>> begin Recorded data
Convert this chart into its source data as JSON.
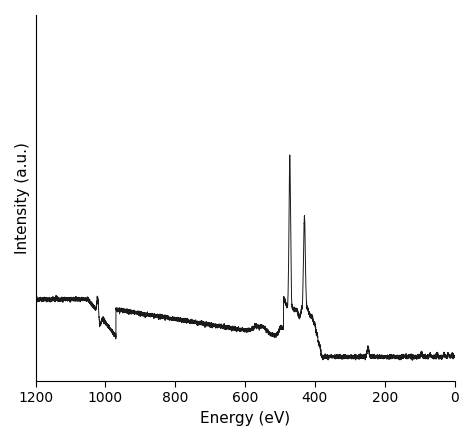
{
  "xlabel": "Energy (eV)",
  "ylabel": "Intensity (a.u.)",
  "line_color": "#1a1a1a",
  "line_width": 0.7,
  "background_color": "#ffffff",
  "xlim": [
    1200,
    0
  ],
  "xticks": [
    1200,
    1000,
    800,
    600,
    400,
    200,
    0
  ],
  "figsize": [
    4.74,
    4.41
  ],
  "dpi": 100
}
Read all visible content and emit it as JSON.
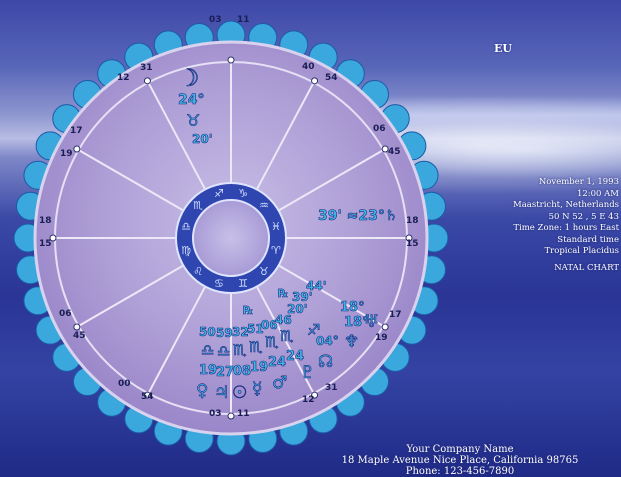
>> end Recorded data
Output each line exactly; omit every picture.

Convert this chart into its source data as JSON.
{
  "xlabel": "Energy (eV)",
  "ylabel": "Intensity (a.u.)",
  "line_color": "#1a1a1a",
  "line_width": 0.7,
  "background_color": "#ffffff",
  "xlim": [
    1200,
    0
  ],
  "xticks": [
    1200,
    1000,
    800,
    600,
    400,
    200,
    0
  ],
  "figsize": [
    4.74,
    4.41
  ],
  "dpi": 100
}
Read all visible content and emit it as JSON.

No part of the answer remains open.